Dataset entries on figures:

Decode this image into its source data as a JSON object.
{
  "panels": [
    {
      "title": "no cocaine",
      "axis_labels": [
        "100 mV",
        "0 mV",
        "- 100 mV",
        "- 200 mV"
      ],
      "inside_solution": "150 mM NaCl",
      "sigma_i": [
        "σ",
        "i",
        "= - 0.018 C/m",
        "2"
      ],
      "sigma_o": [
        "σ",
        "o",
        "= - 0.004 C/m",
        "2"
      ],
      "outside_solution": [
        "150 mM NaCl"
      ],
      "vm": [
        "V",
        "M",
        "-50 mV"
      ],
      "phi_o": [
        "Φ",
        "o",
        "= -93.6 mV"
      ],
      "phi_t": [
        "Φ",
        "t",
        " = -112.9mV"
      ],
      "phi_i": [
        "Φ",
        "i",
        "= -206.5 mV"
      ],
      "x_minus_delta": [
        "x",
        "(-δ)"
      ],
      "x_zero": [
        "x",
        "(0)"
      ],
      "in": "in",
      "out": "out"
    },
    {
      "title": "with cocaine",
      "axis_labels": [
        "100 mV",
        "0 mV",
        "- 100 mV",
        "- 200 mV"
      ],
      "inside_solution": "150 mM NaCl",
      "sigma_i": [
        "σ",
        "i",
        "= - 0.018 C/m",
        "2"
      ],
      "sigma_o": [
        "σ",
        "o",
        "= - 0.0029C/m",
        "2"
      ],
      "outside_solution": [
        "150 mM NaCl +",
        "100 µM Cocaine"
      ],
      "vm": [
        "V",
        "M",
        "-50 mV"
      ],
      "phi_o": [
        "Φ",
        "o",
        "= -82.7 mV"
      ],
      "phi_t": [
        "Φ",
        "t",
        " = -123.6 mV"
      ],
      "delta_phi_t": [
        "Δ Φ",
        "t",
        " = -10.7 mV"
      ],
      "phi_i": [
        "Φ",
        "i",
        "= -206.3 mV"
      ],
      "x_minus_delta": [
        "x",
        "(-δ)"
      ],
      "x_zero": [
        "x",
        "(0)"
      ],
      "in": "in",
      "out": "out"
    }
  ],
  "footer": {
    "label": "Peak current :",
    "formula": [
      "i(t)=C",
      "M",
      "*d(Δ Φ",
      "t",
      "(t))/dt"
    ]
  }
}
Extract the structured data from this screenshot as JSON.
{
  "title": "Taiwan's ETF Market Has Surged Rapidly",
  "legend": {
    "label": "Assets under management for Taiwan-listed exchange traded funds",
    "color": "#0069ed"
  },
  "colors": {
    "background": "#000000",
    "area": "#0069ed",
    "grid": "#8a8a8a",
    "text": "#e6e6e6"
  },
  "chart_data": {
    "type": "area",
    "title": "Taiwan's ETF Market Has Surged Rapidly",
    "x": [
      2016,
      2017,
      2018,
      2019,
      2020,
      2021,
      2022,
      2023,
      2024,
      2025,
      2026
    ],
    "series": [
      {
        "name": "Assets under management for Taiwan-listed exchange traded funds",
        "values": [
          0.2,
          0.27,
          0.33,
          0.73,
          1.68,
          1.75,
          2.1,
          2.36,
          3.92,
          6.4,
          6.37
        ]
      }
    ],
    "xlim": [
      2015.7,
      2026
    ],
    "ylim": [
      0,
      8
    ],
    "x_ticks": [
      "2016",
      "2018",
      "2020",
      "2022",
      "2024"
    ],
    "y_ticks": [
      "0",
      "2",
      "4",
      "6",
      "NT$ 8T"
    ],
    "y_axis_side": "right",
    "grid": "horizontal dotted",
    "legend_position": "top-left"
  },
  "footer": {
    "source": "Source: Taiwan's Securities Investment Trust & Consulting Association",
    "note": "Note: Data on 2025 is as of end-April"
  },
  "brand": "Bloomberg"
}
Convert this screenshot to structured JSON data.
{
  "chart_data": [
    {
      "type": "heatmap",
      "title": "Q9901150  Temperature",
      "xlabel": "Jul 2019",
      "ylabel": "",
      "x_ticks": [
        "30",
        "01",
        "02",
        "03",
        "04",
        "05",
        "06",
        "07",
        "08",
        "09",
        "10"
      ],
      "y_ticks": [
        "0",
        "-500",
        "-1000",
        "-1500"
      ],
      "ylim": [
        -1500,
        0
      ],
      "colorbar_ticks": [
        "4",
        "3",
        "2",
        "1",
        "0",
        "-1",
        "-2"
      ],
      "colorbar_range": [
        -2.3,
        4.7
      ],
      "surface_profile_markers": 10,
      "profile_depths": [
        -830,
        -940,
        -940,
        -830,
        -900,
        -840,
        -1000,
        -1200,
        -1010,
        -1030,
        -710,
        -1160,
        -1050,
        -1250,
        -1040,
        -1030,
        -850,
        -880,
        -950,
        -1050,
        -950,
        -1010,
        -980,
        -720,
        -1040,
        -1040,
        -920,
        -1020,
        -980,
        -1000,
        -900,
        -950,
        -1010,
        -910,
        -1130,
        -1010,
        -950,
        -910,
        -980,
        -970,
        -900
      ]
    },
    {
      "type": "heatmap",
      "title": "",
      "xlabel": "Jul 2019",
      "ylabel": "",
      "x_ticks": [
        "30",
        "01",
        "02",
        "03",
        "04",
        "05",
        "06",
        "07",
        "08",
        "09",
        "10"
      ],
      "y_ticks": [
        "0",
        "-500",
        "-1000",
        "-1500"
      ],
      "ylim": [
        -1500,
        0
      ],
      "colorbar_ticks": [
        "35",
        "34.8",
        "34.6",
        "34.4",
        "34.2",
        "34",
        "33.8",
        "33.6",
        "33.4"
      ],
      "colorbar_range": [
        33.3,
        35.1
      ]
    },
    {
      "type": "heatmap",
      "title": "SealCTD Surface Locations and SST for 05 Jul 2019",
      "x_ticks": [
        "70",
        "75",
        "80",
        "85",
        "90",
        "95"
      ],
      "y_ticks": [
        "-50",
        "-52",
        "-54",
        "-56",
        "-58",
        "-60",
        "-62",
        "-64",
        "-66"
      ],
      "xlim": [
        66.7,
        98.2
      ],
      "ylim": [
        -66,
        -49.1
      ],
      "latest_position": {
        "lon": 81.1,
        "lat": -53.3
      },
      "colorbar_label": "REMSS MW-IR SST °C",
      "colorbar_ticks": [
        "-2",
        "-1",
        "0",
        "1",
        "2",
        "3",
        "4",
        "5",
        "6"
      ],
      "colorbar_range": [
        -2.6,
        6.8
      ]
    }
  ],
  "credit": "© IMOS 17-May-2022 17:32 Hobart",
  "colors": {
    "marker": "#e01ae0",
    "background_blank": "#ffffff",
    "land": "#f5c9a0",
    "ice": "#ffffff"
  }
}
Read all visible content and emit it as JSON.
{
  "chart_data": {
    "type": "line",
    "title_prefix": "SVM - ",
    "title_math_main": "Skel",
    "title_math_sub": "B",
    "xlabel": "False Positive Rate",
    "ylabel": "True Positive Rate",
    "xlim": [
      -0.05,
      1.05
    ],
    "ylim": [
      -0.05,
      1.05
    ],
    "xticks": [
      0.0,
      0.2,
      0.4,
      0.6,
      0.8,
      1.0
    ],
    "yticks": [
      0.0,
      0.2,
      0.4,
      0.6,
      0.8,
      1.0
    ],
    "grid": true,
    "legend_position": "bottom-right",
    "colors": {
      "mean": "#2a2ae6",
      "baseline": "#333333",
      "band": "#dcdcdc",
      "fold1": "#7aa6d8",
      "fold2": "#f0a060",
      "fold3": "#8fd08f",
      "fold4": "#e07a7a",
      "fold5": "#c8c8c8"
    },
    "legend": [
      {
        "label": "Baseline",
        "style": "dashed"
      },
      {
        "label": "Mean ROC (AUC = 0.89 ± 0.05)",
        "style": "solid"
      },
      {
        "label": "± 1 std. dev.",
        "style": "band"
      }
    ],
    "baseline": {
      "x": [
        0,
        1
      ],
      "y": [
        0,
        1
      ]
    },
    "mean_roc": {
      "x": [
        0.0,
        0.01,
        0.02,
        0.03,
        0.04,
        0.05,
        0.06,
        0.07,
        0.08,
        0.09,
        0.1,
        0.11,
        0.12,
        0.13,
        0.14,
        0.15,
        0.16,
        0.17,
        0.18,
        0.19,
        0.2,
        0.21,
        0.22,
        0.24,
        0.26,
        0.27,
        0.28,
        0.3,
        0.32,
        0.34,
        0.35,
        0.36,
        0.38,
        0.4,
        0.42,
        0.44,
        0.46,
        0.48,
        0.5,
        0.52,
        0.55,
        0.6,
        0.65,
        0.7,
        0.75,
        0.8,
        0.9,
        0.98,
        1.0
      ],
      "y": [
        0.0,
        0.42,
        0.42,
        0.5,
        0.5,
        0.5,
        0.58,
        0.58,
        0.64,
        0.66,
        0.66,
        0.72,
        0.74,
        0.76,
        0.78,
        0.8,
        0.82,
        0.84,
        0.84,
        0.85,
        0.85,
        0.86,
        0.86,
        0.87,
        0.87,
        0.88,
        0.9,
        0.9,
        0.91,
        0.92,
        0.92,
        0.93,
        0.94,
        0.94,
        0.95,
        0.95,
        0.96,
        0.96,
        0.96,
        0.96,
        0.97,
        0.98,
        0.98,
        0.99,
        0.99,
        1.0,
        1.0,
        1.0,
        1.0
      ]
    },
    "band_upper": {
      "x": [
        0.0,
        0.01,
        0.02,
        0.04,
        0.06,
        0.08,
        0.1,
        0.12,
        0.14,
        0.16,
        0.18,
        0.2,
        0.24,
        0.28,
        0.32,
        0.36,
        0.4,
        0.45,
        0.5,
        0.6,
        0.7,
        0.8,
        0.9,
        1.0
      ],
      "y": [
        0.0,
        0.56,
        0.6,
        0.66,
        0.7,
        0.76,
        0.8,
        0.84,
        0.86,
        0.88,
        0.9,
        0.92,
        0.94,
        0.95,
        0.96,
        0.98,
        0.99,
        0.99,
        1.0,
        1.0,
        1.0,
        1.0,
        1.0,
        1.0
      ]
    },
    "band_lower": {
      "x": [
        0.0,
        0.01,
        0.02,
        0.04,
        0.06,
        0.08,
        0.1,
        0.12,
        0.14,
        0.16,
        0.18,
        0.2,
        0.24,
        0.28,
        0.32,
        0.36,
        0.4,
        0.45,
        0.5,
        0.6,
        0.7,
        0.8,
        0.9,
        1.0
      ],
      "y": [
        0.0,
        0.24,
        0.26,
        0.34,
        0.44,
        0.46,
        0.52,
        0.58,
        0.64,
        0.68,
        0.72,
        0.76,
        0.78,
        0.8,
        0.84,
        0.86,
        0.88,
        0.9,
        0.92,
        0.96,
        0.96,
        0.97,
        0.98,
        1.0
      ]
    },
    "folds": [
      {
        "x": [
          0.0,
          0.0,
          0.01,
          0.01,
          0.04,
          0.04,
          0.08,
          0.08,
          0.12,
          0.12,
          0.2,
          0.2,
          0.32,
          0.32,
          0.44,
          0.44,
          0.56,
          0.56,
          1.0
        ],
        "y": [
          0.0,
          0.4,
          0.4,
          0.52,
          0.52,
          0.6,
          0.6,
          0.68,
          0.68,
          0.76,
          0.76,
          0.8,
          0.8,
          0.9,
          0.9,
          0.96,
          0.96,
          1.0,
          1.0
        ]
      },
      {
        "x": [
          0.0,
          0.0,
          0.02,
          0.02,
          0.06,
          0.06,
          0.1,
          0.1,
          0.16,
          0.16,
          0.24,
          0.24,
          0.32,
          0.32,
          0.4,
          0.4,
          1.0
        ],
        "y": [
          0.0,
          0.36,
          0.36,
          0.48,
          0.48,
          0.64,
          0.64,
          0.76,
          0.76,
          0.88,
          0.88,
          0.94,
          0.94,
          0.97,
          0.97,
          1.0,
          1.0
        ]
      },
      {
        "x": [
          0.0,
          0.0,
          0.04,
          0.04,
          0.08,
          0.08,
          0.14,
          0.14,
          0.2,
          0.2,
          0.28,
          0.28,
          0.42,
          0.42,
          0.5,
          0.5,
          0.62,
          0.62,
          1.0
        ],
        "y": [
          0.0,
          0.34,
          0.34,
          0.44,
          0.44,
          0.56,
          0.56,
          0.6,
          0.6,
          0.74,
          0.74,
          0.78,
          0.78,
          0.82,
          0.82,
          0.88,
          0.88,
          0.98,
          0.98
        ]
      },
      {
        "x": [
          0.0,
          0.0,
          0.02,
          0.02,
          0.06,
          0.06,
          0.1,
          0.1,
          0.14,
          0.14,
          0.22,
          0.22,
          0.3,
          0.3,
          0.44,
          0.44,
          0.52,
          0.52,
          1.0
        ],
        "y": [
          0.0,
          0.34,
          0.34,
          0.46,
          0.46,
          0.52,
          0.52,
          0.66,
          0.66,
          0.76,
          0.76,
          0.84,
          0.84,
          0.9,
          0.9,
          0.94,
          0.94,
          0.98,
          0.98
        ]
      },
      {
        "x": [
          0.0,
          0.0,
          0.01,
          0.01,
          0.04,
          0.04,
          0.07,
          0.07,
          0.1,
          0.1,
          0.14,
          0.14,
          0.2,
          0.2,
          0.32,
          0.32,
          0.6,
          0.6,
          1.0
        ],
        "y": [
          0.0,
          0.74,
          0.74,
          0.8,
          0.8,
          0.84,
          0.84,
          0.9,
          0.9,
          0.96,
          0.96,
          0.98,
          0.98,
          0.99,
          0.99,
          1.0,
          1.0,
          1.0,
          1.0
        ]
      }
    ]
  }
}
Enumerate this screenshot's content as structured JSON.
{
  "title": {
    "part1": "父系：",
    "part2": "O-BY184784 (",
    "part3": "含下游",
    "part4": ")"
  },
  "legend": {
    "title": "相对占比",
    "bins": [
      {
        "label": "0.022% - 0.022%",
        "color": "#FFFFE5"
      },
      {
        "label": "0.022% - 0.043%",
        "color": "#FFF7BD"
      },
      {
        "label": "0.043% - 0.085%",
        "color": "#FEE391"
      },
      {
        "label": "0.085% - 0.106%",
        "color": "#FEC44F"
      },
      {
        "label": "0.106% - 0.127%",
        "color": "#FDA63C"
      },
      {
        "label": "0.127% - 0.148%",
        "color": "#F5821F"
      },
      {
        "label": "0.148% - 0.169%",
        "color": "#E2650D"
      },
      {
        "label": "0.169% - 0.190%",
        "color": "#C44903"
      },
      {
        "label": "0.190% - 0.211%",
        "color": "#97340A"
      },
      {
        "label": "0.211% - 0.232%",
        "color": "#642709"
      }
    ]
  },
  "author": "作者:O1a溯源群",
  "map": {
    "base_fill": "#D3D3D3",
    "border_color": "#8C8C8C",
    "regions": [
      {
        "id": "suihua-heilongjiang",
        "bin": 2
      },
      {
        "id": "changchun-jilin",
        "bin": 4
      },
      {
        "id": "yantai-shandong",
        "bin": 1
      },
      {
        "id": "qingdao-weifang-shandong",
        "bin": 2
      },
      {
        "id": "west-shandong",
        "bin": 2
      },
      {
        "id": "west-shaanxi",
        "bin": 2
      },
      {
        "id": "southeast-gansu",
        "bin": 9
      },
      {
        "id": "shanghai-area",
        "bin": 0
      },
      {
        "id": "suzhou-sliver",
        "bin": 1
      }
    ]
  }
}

Your task: Track down every line holding the string "right" and copy it.

Output:
    "y_axis_side": "right",
    "legend_position": "bottom-right",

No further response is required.